Excerpted records -
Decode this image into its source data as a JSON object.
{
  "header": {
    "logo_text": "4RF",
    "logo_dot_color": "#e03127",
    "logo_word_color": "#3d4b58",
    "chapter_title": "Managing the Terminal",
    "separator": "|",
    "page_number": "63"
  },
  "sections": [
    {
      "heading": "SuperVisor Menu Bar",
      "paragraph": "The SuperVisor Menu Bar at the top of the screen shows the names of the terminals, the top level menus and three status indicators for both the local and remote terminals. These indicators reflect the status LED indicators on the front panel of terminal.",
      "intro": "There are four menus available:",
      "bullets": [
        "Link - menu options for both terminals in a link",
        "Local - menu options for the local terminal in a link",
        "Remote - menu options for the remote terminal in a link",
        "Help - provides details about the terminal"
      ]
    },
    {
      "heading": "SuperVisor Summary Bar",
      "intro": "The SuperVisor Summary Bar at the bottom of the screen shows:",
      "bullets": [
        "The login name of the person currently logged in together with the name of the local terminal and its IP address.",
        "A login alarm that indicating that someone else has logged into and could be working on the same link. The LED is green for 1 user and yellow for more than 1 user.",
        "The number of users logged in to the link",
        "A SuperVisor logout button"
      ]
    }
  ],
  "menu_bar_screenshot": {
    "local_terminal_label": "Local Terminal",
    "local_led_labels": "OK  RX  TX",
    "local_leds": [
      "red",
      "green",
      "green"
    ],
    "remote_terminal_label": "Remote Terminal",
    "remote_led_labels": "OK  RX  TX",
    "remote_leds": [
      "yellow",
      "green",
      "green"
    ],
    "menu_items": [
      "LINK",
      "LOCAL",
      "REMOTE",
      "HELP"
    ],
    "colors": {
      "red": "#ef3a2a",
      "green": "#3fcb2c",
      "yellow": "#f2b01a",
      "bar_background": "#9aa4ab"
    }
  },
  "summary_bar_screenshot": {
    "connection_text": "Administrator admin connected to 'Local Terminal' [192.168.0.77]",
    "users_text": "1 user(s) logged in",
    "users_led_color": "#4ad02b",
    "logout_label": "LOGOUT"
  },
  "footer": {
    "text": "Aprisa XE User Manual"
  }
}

Goal of the exercise -
Report all lines of the data that include the word "into".

Exercise output -
Decode this image into its source data as a JSON object.
        "A login alarm that indicating that someone else has logged into and could be working on the same link. The LED is green for 1 user and yellow for more than 1 user.",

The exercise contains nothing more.